THE RECORDS |
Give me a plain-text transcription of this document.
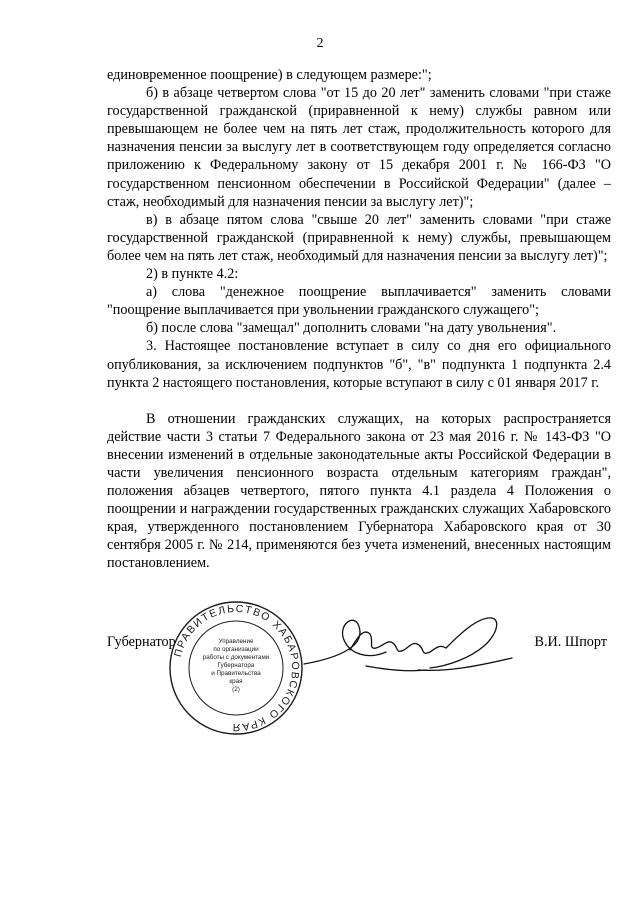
2

единовременное поощрение) в следующем размере:";

б) в абзаце четвертом слова "от 15 до 20 лет" заменить словами "при стаже государственной гражданской (приравненной к нему) службы равном или превышающем не более чем на пять лет стаж, продолжительность которого для назначения пенсии за выслугу лет в соответствующем году определяется согласно приложению к Федеральному закону от 15 декабря 2001 г. № 166-ФЗ "О государственном пенсионном обеспечении в Российской Федерации" (далее – стаж, необходимый для назначения пенсии за выслугу лет)";

в) в абзаце пятом слова "свыше 20 лет" заменить словами "при стаже государственной гражданской (приравненной к нему) службы, превышающем более чем на пять лет стаж, необходимый для назначения пенсии за выслугу лет)";

2) в пункте 4.2:

а) слова "денежное поощрение выплачивается" заменить словами "поощрение выплачивается при увольнении гражданского служащего";

б) после слова "замещал" дополнить словами "на дату увольнения".

3. Настоящее постановление вступает в силу со дня его официального опубликования, за исключением подпунктов "б", "в" подпункта 1 подпункта 2.4 пункта 2 настоящего постановления, которые вступают в силу с 01 января 2017 г.

В отношении гражданских служащих, на которых распространяется действие части 3 статьи 7 Федерального закона от 23 мая 2016 г. № 143-ФЗ "О внесении изменений в отдельные законодательные акты Российской Федерации в части увеличения пенсионного возраста отдельным категориям граждан", положения абзацев четвертого, пятого пункта 4.1 раздела 4 Положения о поощрении и награждении государственных гражданских служащих Хабаровского края, утвержденного постановлением Губернатора Хабаровского края от 30 сентября 2005 г. № 214, применяются без учета изменений, внесенных настоящим постановлением.

Губернатор	В.И. Шпорт
ПРАВИТЕЛЬСТВО ХАБАРОВСКОГО КРАЯ
Управление
по организации
работы с документами
Губернатора
и Правительства
края
(2)
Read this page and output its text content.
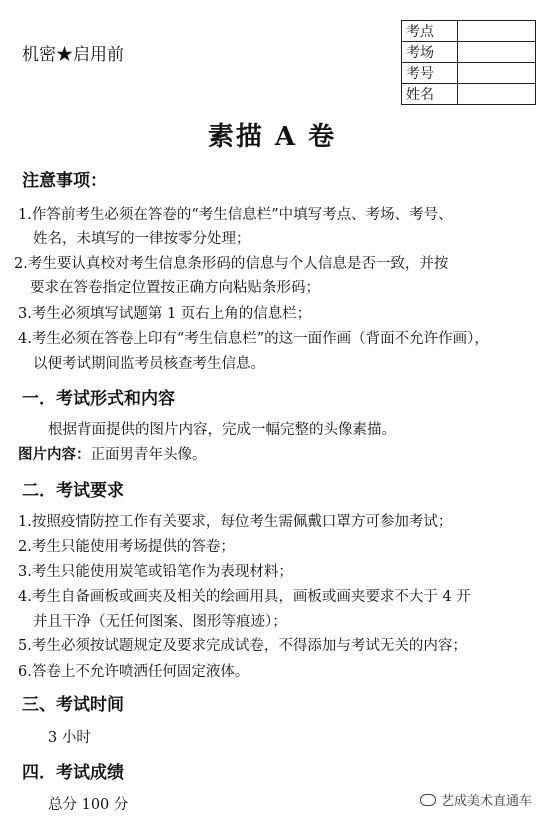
机密★启用前
考点	
考场	
考号	
姓名	
素描 A 卷
注意事项：
1.作答前考生必须在答卷的“考生信息栏”中填写考点、考场、考号、
姓名，未填写的一律按零分处理；
2.考生要认真校对考生信息条形码的信息与个人信息是否一致，并按
要求在答卷指定位置按正确方向粘贴条形码；
3.考生必须填写试题第 1 页右上角的信息栏；
4.考生必须在答卷上印有“考生信息栏”的这一面作画（背面不允许作画），
以便考试期间监考员核查考生信息。
一．考试形式和内容
根据背面提供的图片内容，完成一幅完整的头像素描。
图片内容：正面男青年头像。
二．考试要求
1.按照疫情防控工作有关要求，每位考生需佩戴口罩方可参加考试；
2.考生只能使用考场提供的答卷；
3.考生只能使用炭笔或铅笔作为表现材料；
4.考生自备画板或画夹及相关的绘画用具，画板或画夹要求不大于 4 开
并且干净（无任何图案、图形等痕迹）；
5.考生必须按试题规定及要求完成试卷，不得添加与考试无关的内容；
6.答卷上不允许喷洒任何固定液体。
三、考试时间
3 小时
四．考试成绩
总分 100 分	艺成美术直通车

GIVEN TASK | Select every line in the records above that contains the word "Российской".

TASK RESULT |
б) в абзаце четвертом слова "от 15 до 20 лет" заменить словами "при стаже государственной гражданской (приравненной к нему) службы равном или превышающем не более чем на пять лет стаж, продолжительность которого для назначения пенсии за выслугу лет в соответствующем году определяется согласно приложению к Федеральному закону от 15 декабря 2001 г. № 166-ФЗ "О государственном пенсионном обеспечении в Российской Федерации" (далее – стаж, необходимый для назначения пенсии за выслугу лет)";
В отношении гражданских служащих, на которых распространяется действие части 3 статьи 7 Федерального закона от 23 мая 2016 г. № 143-ФЗ "О внесении изменений в отдельные законодательные акты Российской Федерации в части увеличения пенсионного возраста отдельным категориям граждан", положения абзацев четвертого, пятого пункта 4.1 раздела 4 Положения о поощрении и награждении государственных гражданских служащих Хабаровского края, утвержденного постановлением Губернатора Хабаровского края от 30 сентября 2005 г. № 214, применяются без учета изменений, внесенных настоящим постановлением.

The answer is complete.